* _YOUR INSTRUCTIONS_:
Please set down all the lines beneath this one exactly, without the pictures.

====

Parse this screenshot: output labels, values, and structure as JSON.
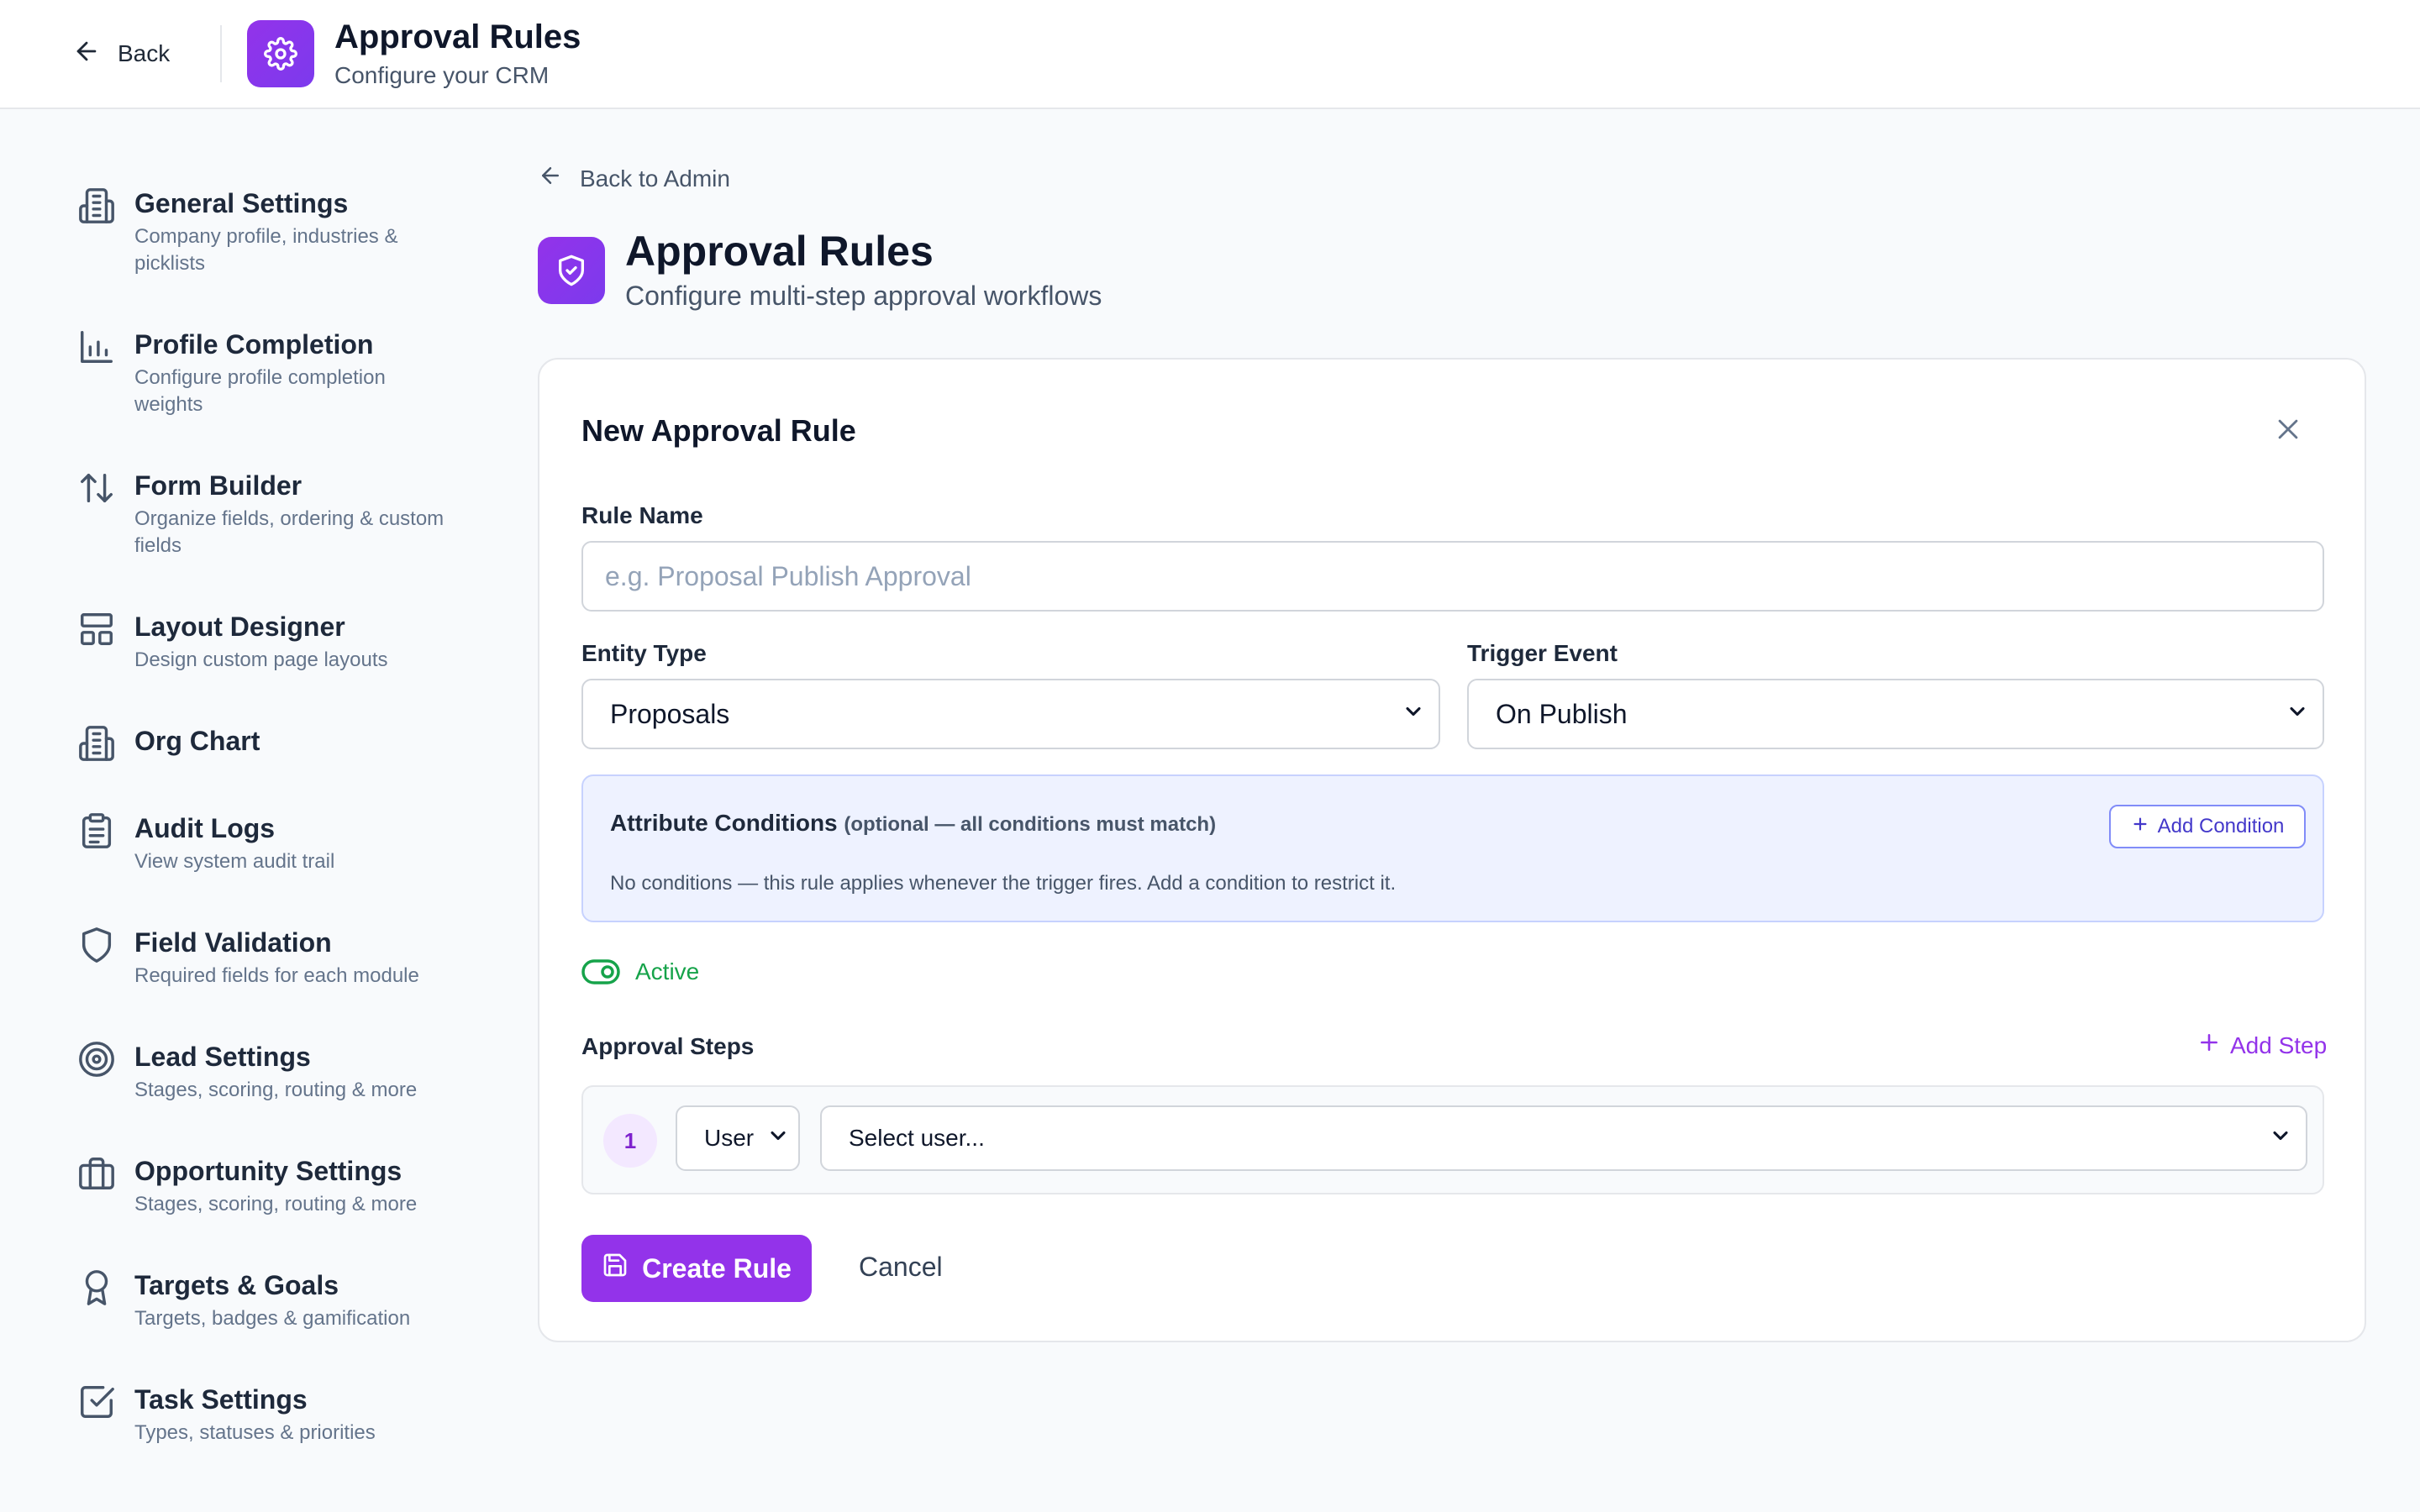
{
  "header": {
    "back_label": "Back",
    "title": "Approval Rules",
    "subtitle": "Configure your CRM",
    "app_icon": "gear-icon"
  },
  "sidebar": {
    "items": [
      {
        "label": "General Settings",
        "description": "Company profile, industries & picklists",
        "icon": "building-icon"
      },
      {
        "label": "Profile Completion",
        "description": "Configure profile completion weights",
        "icon": "bar-chart-icon"
      },
      {
        "label": "Form Builder",
        "description": "Organize fields, ordering & custom fields",
        "icon": "arrows-up-down-icon"
      },
      {
        "label": "Layout Designer",
        "description": "Design custom page layouts",
        "icon": "layout-icon"
      },
      {
        "label": "Org Chart",
        "description": "",
        "icon": "building-icon"
      },
      {
        "label": "Audit Logs",
        "description": "View system audit trail",
        "icon": "clipboard-icon"
      },
      {
        "label": "Field Validation",
        "description": "Required fields for each module",
        "icon": "shield-icon"
      },
      {
        "label": "Lead Settings",
        "description": "Stages, scoring, routing & more",
        "icon": "target-icon"
      },
      {
        "label": "Opportunity Settings",
        "description": "Stages, scoring, routing & more",
        "icon": "briefcase-icon"
      },
      {
        "label": "Targets & Goals",
        "description": "Targets, badges & gamification",
        "icon": "award-icon"
      },
      {
        "label": "Task Settings",
        "description": "Types, statuses & priorities",
        "icon": "check-square-icon"
      }
    ]
  },
  "main": {
    "back_link": "Back to Admin",
    "title": "Approval Rules",
    "subtitle": "Configure multi-step approval workflows",
    "page_icon": "shield-check-icon"
  },
  "form": {
    "title": "New Approval Rule",
    "rule_name_label": "Rule Name",
    "rule_name_placeholder": "e.g. Proposal Publish Approval",
    "rule_name_value": "",
    "entity_type_label": "Entity Type",
    "entity_type_value": "Proposals",
    "trigger_event_label": "Trigger Event",
    "trigger_event_value": "On Publish",
    "conditions": {
      "title": "Attribute Conditions",
      "hint": "(optional — all conditions must match)",
      "empty_text": "No conditions — this rule applies whenever the trigger fires. Add a condition to restrict it.",
      "add_label": "Add Condition"
    },
    "active_label": "Active",
    "active": true,
    "steps_label": "Approval Steps",
    "add_step_label": "Add Step",
    "steps": [
      {
        "number": "1",
        "type": "User",
        "user_placeholder": "Select user..."
      }
    ],
    "create_label": "Create Rule",
    "cancel_label": "Cancel"
  },
  "colors": {
    "accent": "#9333ea",
    "active_green": "#16a34a",
    "condition_bg": "#eef2ff"
  }
}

====

* _FULL ANSWER_:
Parse this screenshot: output labels, values, and structure as JSON.
{
  "header": {
    "back_label": "Back",
    "title": "Approval Rules",
    "subtitle": "Configure your CRM",
    "app_icon": "gear-icon"
  },
  "sidebar": {
    "items": [
      {
        "label": "General Settings",
        "description": "Company profile, industries & picklists",
        "icon": "building-icon"
      },
      {
        "label": "Profile Completion",
        "description": "Configure profile completion weights",
        "icon": "bar-chart-icon"
      },
      {
        "label": "Form Builder",
        "description": "Organize fields, ordering & custom fields",
        "icon": "arrows-up-down-icon"
      },
      {
        "label": "Layout Designer",
        "description": "Design custom page layouts",
        "icon": "layout-icon"
      },
      {
        "label": "Org Chart",
        "description": "",
        "icon": "building-icon"
      },
      {
        "label": "Audit Logs",
        "description": "View system audit trail",
        "icon": "clipboard-icon"
      },
      {
        "label": "Field Validation",
        "description": "Required fields for each module",
        "icon": "shield-icon"
      },
      {
        "label": "Lead Settings",
        "description": "Stages, scoring, routing & more",
        "icon": "target-icon"
      },
      {
        "label": "Opportunity Settings",
        "description": "Stages, scoring, routing & more",
        "icon": "briefcase-icon"
      },
      {
        "label": "Targets & Goals",
        "description": "Targets, badges & gamification",
        "icon": "award-icon"
      },
      {
        "label": "Task Settings",
        "description": "Types, statuses & priorities",
        "icon": "check-square-icon"
      }
    ]
  },
  "main": {
    "back_link": "Back to Admin",
    "title": "Approval Rules",
    "subtitle": "Configure multi-step approval workflows",
    "page_icon": "shield-check-icon"
  },
  "form": {
    "title": "New Approval Rule",
    "rule_name_label": "Rule Name",
    "rule_name_placeholder": "e.g. Proposal Publish Approval",
    "rule_name_value": "",
    "entity_type_label": "Entity Type",
    "entity_type_value": "Proposals",
    "trigger_event_label": "Trigger Event",
    "trigger_event_value": "On Publish",
    "conditions": {
      "title": "Attribute Conditions",
      "hint": "(optional — all conditions must match)",
      "empty_text": "No conditions — this rule applies whenever the trigger fires. Add a condition to restrict it.",
      "add_label": "Add Condition"
    },
    "active_label": "Active",
    "active": true,
    "steps_label": "Approval Steps",
    "add_step_label": "Add Step",
    "steps": [
      {
        "number": "1",
        "type": "User",
        "user_placeholder": "Select user..."
      }
    ],
    "create_label": "Create Rule",
    "cancel_label": "Cancel"
  },
  "colors": {
    "accent": "#9333ea",
    "active_green": "#16a34a",
    "condition_bg": "#eef2ff"
  }
}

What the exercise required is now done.